Dataset items
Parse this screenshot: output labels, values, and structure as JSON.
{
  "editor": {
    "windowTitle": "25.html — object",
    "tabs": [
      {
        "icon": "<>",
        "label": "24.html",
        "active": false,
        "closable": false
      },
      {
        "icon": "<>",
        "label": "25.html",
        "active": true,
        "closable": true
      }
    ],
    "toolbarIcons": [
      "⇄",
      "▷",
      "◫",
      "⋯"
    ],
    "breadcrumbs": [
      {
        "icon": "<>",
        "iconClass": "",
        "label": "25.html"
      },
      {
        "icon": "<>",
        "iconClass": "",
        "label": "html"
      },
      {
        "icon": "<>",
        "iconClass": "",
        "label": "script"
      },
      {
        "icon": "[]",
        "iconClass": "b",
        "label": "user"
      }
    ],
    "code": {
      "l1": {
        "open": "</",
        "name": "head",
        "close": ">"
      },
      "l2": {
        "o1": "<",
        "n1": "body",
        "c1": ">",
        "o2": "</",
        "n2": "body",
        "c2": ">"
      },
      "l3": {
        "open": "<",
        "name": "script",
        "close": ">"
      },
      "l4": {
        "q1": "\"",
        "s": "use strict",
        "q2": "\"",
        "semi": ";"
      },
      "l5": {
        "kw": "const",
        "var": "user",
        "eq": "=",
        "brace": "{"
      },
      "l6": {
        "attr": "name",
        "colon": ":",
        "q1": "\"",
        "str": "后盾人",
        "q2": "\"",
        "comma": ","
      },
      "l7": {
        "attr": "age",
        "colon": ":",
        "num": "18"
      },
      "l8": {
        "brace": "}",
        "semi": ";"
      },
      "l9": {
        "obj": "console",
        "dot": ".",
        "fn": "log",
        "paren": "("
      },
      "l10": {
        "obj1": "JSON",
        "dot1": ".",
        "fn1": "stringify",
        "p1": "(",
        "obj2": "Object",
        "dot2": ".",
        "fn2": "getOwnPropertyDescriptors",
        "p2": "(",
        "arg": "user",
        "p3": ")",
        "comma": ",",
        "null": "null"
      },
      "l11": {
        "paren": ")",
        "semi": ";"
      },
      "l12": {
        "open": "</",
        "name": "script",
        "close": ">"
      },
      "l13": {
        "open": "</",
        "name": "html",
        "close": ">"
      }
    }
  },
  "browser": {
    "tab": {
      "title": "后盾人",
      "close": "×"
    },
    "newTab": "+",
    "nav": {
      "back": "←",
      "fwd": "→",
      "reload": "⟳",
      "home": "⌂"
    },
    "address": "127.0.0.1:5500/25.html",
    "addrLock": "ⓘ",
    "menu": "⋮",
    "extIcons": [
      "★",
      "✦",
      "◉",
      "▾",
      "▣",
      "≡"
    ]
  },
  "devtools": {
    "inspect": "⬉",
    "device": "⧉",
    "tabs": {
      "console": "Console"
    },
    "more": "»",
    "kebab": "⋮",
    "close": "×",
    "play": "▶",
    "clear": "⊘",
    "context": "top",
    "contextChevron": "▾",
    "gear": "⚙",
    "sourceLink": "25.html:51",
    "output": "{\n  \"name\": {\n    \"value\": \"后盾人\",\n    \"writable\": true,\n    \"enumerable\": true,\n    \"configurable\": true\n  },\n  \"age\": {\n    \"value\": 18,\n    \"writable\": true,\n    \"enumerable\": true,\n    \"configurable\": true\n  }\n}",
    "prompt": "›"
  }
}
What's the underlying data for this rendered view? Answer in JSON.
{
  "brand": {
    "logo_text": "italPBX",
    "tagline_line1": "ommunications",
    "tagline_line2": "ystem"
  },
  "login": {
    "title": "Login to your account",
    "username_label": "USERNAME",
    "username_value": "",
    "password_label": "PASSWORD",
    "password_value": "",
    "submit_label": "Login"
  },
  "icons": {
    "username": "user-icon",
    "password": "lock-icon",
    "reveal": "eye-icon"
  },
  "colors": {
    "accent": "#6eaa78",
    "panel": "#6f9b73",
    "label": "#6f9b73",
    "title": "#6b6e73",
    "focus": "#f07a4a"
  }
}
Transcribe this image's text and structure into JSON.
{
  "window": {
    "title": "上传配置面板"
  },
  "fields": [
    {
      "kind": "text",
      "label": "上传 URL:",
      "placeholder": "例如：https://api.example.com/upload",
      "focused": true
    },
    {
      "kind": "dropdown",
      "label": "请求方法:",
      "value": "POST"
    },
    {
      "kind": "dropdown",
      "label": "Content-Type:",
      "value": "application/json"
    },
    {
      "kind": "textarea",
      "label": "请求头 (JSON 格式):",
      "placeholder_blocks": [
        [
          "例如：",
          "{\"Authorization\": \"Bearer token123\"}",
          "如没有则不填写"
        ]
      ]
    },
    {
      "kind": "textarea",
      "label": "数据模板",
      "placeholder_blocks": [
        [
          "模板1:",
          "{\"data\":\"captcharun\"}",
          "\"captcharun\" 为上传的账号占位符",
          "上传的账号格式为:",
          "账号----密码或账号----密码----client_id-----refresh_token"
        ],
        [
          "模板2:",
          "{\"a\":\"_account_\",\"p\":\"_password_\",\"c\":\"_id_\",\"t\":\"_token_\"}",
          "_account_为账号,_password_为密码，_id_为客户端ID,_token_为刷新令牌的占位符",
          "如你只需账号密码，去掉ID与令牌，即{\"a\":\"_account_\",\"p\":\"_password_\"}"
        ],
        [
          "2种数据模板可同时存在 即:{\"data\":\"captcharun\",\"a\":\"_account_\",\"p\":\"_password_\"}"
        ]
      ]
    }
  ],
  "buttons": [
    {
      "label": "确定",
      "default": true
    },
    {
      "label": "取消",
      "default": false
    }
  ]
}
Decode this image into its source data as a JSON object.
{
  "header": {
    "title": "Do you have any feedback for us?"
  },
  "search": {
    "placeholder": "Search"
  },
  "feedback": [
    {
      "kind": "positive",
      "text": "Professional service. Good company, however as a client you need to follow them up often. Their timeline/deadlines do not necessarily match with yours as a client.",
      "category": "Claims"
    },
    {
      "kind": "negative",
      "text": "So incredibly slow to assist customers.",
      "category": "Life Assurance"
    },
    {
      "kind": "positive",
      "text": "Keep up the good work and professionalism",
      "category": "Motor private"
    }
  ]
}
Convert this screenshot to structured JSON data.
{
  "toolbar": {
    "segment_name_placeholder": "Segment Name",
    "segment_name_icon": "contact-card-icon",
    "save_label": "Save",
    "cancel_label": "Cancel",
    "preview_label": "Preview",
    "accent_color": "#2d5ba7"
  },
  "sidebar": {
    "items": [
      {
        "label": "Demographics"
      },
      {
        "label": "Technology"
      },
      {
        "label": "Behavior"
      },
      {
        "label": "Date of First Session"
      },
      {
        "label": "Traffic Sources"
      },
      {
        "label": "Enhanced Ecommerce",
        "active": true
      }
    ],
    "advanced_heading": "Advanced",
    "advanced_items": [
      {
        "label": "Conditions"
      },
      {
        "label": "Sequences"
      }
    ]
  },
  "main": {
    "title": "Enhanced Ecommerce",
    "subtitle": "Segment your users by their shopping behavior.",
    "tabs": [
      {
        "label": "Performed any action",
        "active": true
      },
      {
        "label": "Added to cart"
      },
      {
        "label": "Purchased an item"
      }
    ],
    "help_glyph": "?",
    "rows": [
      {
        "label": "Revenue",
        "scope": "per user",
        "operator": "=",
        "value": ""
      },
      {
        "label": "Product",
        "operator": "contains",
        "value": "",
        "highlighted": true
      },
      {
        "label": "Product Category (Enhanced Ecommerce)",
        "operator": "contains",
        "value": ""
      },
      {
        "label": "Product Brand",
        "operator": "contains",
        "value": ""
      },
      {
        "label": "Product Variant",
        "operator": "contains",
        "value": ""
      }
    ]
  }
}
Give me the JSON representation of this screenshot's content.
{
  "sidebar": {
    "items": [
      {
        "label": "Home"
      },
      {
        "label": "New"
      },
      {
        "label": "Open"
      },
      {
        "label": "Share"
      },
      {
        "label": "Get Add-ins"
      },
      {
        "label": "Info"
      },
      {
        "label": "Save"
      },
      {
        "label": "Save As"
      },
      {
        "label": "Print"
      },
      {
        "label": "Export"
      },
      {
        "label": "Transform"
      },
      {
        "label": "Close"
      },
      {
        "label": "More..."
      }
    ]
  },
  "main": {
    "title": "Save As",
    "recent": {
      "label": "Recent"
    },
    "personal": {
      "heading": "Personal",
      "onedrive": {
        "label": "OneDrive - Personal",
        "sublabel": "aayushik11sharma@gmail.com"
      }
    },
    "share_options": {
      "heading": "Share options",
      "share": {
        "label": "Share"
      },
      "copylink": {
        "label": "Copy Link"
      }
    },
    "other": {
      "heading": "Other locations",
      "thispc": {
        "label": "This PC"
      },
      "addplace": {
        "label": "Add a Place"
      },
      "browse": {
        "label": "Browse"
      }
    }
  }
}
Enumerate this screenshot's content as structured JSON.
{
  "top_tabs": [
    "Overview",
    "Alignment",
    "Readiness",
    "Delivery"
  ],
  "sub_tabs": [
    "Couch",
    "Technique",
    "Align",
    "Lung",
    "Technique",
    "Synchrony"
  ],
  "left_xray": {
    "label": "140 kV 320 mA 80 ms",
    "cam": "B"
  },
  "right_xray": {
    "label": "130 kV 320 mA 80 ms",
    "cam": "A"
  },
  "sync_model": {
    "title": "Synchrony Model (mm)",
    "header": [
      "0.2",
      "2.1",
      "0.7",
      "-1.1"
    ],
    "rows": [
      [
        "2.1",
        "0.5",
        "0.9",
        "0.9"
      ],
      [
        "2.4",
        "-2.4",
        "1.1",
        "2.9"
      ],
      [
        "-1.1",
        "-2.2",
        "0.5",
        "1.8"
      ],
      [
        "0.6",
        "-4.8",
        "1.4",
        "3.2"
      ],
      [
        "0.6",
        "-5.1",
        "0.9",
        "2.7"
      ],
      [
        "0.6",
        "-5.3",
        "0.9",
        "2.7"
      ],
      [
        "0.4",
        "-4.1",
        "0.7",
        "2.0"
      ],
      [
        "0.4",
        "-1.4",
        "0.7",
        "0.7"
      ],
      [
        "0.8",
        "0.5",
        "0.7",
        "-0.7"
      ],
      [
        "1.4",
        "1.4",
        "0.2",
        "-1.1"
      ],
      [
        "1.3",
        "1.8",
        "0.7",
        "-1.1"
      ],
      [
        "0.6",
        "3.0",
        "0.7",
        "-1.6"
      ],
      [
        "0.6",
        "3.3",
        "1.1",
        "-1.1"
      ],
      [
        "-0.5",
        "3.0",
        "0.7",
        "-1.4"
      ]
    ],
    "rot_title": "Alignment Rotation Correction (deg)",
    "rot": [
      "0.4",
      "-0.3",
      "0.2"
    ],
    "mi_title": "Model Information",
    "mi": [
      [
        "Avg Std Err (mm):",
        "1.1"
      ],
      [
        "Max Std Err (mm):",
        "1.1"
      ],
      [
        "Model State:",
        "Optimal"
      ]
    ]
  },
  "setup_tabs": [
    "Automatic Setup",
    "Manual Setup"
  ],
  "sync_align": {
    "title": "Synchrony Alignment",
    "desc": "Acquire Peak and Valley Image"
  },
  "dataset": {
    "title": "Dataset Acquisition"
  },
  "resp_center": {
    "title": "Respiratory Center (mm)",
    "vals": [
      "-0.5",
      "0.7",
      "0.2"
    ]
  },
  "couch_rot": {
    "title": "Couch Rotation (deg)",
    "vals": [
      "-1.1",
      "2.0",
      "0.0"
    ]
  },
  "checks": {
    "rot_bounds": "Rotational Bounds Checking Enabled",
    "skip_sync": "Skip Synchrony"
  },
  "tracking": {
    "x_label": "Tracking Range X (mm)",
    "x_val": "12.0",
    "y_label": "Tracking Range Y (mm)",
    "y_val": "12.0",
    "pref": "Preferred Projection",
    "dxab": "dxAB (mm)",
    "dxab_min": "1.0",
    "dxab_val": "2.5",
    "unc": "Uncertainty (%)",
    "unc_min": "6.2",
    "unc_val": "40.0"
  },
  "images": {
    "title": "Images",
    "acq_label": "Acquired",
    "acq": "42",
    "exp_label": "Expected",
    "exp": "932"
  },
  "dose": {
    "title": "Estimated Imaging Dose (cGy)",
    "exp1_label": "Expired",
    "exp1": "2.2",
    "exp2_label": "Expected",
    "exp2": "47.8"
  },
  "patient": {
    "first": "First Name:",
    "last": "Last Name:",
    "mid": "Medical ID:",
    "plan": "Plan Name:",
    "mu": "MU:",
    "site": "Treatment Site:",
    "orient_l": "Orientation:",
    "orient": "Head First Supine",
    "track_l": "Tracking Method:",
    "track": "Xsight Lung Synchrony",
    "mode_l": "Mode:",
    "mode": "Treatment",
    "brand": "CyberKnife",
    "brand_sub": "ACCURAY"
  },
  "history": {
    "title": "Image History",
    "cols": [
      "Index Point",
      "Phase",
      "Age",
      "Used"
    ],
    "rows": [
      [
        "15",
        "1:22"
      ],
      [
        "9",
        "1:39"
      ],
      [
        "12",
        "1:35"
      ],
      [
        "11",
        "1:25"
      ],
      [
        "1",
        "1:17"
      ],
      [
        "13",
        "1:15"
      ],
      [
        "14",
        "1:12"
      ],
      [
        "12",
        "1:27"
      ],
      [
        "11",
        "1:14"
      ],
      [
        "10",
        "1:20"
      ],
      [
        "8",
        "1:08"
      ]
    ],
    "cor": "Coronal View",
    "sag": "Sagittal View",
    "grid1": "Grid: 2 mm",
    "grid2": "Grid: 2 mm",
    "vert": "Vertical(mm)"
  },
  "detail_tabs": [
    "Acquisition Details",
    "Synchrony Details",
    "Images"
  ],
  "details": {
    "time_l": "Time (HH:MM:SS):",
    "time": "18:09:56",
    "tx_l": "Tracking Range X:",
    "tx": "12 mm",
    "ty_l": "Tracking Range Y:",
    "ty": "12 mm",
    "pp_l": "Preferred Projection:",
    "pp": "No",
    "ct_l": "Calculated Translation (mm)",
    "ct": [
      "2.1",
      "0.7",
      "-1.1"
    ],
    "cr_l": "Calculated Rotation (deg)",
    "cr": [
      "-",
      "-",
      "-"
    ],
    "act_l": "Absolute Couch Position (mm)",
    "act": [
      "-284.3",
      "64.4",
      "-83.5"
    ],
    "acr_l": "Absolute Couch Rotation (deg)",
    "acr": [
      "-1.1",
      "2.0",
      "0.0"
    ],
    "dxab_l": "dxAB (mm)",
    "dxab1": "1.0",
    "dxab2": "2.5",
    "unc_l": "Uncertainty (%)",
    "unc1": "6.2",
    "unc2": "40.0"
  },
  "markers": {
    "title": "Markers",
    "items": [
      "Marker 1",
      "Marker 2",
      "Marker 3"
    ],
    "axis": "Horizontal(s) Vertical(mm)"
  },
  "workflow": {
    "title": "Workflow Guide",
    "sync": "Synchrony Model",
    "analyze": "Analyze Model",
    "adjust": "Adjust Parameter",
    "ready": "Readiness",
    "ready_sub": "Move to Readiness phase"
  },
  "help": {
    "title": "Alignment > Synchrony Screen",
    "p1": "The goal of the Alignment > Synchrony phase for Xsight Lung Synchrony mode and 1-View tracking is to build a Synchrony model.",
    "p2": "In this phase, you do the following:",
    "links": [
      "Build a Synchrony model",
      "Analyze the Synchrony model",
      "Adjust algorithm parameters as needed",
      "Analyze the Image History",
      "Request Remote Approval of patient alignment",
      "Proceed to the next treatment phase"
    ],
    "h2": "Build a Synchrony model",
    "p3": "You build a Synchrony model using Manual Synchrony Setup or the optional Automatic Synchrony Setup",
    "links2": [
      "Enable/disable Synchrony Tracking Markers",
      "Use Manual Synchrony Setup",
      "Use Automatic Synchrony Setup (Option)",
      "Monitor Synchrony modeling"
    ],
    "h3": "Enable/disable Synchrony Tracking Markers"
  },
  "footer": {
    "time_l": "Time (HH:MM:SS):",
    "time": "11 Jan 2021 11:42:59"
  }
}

Short exercise — Find all lines holding the string "Manual" and copy them.

Result of the task —
    "Manual Setup"
    "p3": "You build a Synchrony model using Manual Synchrony Setup or the optional Automatic Synchrony Setup",
      "Use Manual Synchrony Setup",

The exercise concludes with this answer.